Repeat the material exactly, leaving nothing out.
────────
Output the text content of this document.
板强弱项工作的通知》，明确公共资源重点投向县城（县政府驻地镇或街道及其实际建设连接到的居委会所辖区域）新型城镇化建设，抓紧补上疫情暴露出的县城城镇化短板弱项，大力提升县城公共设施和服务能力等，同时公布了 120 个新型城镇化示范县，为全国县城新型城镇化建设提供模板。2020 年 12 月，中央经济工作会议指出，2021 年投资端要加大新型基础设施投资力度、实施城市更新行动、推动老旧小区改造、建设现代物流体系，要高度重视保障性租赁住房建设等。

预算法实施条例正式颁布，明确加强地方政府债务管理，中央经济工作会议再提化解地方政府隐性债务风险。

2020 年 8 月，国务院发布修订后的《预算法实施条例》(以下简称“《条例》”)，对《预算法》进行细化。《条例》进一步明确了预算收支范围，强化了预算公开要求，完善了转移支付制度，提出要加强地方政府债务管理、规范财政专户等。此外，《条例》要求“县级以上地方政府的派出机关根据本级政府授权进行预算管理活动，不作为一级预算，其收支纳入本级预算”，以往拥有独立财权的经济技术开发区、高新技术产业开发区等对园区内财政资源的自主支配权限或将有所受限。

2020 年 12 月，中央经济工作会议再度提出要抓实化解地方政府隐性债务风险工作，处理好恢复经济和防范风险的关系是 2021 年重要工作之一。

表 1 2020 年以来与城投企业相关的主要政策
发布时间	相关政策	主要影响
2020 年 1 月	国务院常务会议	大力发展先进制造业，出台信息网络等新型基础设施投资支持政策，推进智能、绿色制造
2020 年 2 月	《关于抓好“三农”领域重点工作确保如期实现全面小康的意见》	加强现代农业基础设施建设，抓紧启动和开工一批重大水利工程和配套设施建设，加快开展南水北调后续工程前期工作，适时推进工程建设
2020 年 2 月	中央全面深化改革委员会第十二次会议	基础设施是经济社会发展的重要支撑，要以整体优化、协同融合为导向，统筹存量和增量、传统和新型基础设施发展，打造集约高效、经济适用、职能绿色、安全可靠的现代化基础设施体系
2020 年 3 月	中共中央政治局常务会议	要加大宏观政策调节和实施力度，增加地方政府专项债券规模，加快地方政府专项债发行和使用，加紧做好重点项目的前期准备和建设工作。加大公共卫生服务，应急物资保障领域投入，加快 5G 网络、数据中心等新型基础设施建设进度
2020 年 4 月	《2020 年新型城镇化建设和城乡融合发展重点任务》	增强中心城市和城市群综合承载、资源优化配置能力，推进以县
────────
→ **Result**
Output the text content of this document.
板强弱项工作的通知》，明确公共资源重点投向县城（县政府驻地镇或街道及其实际建设连接到的居委会所辖区域）新型城镇化建设，抓紧补上疫情暴露出的县城城镇化短板弱项，大力提升县城公共设施和服务能力等，同时公布了 120 个新型城镇化示范县，为全国县城新型城镇化建设提供模板。2020 年 12 月，中央经济工作会议指出，2021 年投资端要加大新型基础设施投资力度、实施城市更新行动、推动老旧小区改造、建设现代物流体系，要高度重视保障性租赁住房建设等。

预算法实施条例正式颁布，明确加强地方政府债务管理，中央经济工作会议再提化解地方政府隐性债务风险。

2020 年 8 月，国务院发布修订后的《预算法实施条例》(以下简称“《条例》”)，对《预算法》进行细化。《条例》进一步明确了预算收支范围，强化了预算公开要求，完善了转移支付制度，提出要加强地方政府债务管理、规范财政专户等。此外，《条例》要求“县级以上地方政府的派出机关根据本级政府授权进行预算管理活动，不作为一级预算，其收支纳入本级预算”，以往拥有独立财权的经济技术开发区、高新技术产业开发区等对园区内财政资源的自主支配权限或将有所受限。

2020 年 12 月，中央经济工作会议再度提出要抓实化解地方政府隐性债务风险工作，处理好恢复经济和防范风险的关系是 2021 年重要工作之一。

表 1 2020 年以来与城投企业相关的主要政策
发布时间	相关政策	主要影响
2020 年 1 月	国务院常务会议	大力发展先进制造业，出台信息网络等新型基础设施投资支持政策，推进智能、绿色制造
2020 年 2 月	《关于抓好“三农”领域重点工作确保如期实现全面小康的意见》	加强现代农业基础设施建设，抓紧启动和开工一批重大水利工程和配套设施建设，加快开展南水北调后续工程前期工作，适时推进工程建设
2020 年 2 月	中央全面深化改革委员会第十二次会议	基础设施是经济社会发展的重要支撑，要以整体优化、协同融合为导向，统筹存量和增量、传统和新型基础设施发展，打造集约高效、经济适用、职能绿色、安全可靠的现代化基础设施体系
2020 年 3 月	中共中央政治局常务会议	要加大宏观政策调节和实施力度，增加地方政府专项债券规模，加快地方政府专项债发行和使用，加紧做好重点项目的前期准备和建设工作。加大公共卫生服务，应急物资保障领域投入，加快 5G 网络、数据中心等新型基础设施建设进度
2020 年 4 月	《2020 年新型城镇化建设和城乡融合发展重点任务》	增强中心城市和城市群综合承载、资源优化配置能力，推进以县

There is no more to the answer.